> [INSTRUCTIONS FOR THE TASK]: Select and copy out every line in the records containing "values".

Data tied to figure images
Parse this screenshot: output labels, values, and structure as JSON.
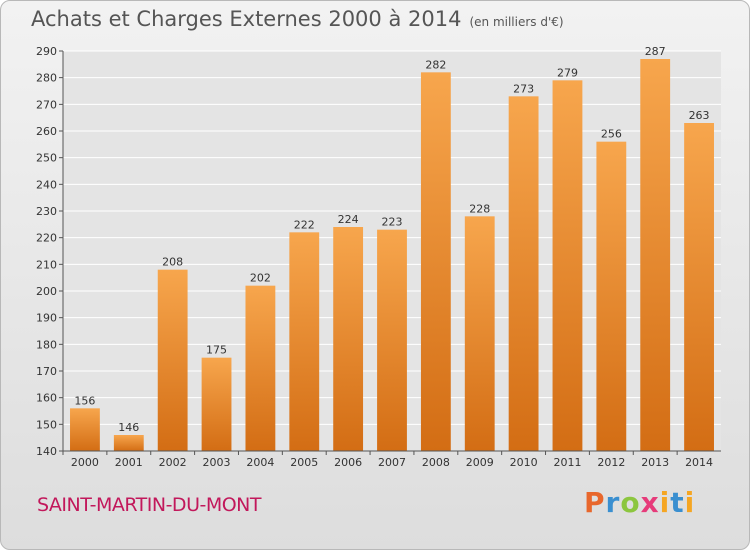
{
  "title": "Achats et Charges Externes 2000 à 2014",
  "unit": "(en milliers d'€)",
  "commune": "SAINT-MARTIN-DU-MONT",
  "logo_text": "Proxiti",
  "colors": {
    "bar_light": "#f7a64d",
    "bar_dark": "#d36d14",
    "commune": "#c2185b",
    "grid": "#ffffff"
  },
  "chart_data": {
    "type": "bar",
    "categories": [
      "2000",
      "2001",
      "2002",
      "2003",
      "2004",
      "2005",
      "2006",
      "2007",
      "2008",
      "2009",
      "2010",
      "2011",
      "2012",
      "2013",
      "2014"
    ],
    "values": [
      156,
      146,
      208,
      175,
      202,
      222,
      224,
      223,
      282,
      228,
      273,
      279,
      256,
      287,
      263
    ],
    "ylim": [
      140,
      290
    ],
    "yticks": [
      140,
      150,
      160,
      170,
      180,
      190,
      200,
      210,
      220,
      230,
      240,
      250,
      260,
      270,
      280,
      290
    ],
    "grid": true,
    "data_labels": true
  }
}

> [FINAL ANSWER]:
Parse this screenshot: output labels, values, and structure as JSON.
    "values": [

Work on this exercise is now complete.